Recorded data
begin

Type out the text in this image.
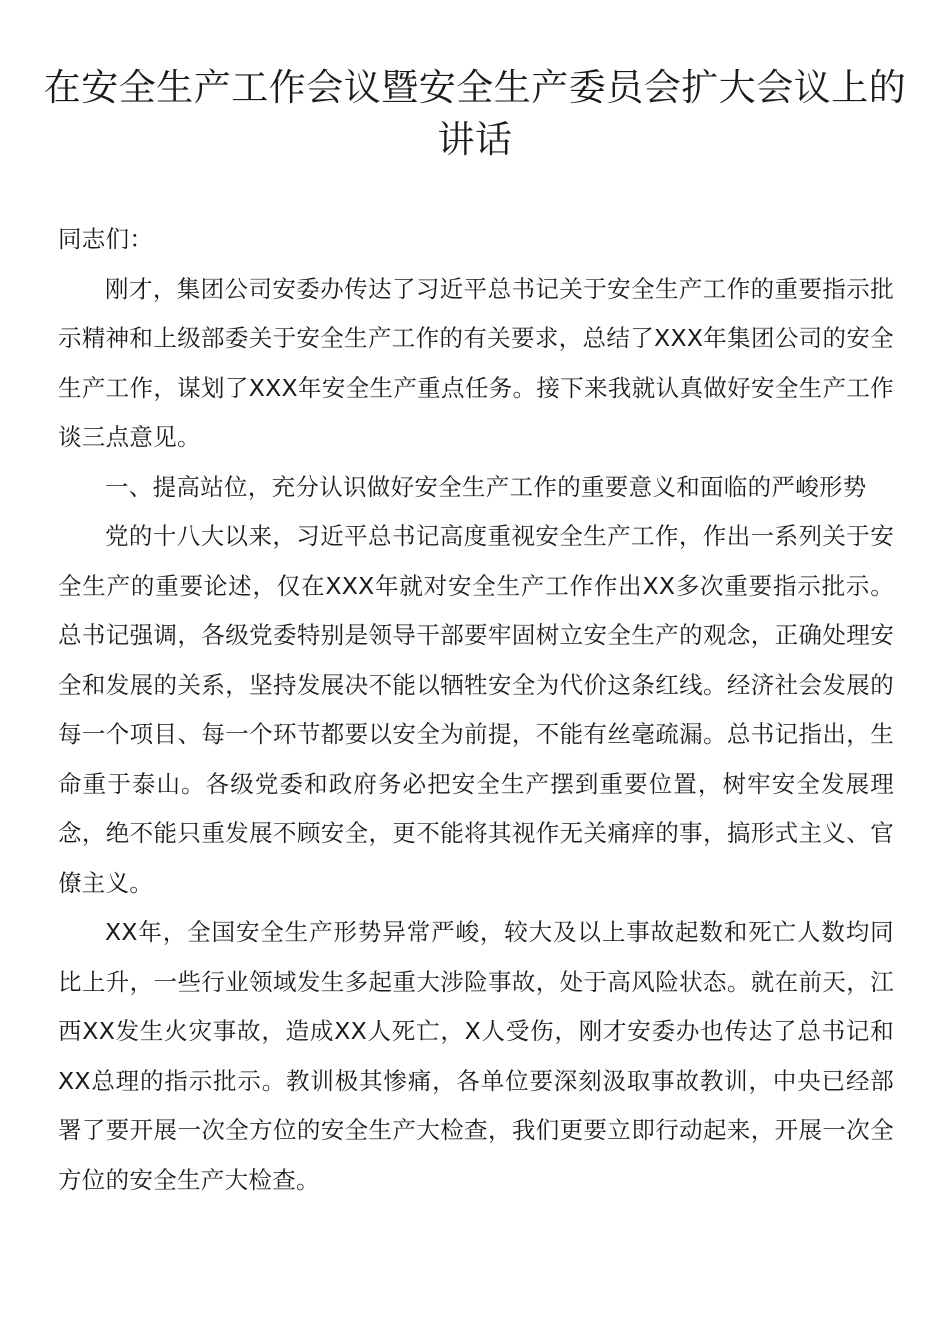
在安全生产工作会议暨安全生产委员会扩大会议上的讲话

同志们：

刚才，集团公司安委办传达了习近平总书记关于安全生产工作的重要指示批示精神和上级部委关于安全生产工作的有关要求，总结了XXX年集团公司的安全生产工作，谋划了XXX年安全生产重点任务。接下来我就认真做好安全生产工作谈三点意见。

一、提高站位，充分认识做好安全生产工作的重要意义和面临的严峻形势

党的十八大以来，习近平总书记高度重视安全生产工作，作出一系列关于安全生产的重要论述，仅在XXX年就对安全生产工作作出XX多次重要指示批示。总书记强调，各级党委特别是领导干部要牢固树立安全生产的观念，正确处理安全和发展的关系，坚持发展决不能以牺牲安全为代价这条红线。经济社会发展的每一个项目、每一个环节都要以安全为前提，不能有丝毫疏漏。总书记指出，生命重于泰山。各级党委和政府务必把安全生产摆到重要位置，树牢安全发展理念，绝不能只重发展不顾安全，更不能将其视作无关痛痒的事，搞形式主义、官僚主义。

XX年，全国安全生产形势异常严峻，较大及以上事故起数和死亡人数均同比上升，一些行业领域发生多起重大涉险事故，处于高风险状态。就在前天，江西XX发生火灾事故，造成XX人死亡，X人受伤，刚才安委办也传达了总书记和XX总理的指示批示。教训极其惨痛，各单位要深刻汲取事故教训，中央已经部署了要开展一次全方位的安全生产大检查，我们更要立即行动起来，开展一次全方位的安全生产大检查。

end

Using the data above, print every line exactly, omitting pictures.

Type out the text in this image.
在安全生产工作会议暨安全生产委员会扩大会议上的讲话

同志们：

刚才，集团公司安委办传达了习近平总书记关于安全生产工作的重要指示批示精神和上级部委关于安全生产工作的有关要求，总结了XXX年集团公司的安全生产工作，谋划了XXX年安全生产重点任务。接下来我就认真做好安全生产工作谈三点意见。

一、提高站位，充分认识做好安全生产工作的重要意义和面临的严峻形势

党的十八大以来，习近平总书记高度重视安全生产工作，作出一系列关于安全生产的重要论述，仅在XXX年就对安全生产工作作出XX多次重要指示批示。总书记强调，各级党委特别是领导干部要牢固树立安全生产的观念，正确处理安全和发展的关系，坚持发展决不能以牺牲安全为代价这条红线。经济社会发展的每一个项目、每一个环节都要以安全为前提，不能有丝毫疏漏。总书记指出，生命重于泰山。各级党委和政府务必把安全生产摆到重要位置，树牢安全发展理念，绝不能只重发展不顾安全，更不能将其视作无关痛痒的事，搞形式主义、官僚主义。

XX年，全国安全生产形势异常严峻，较大及以上事故起数和死亡人数均同比上升，一些行业领域发生多起重大涉险事故，处于高风险状态。就在前天，江西XX发生火灾事故，造成XX人死亡，X人受伤，刚才安委办也传达了总书记和XX总理的指示批示。教训极其惨痛，各单位要深刻汲取事故教训，中央已经部署了要开展一次全方位的安全生产大检查，我们更要立即行动起来，开展一次全方位的安全生产大检查。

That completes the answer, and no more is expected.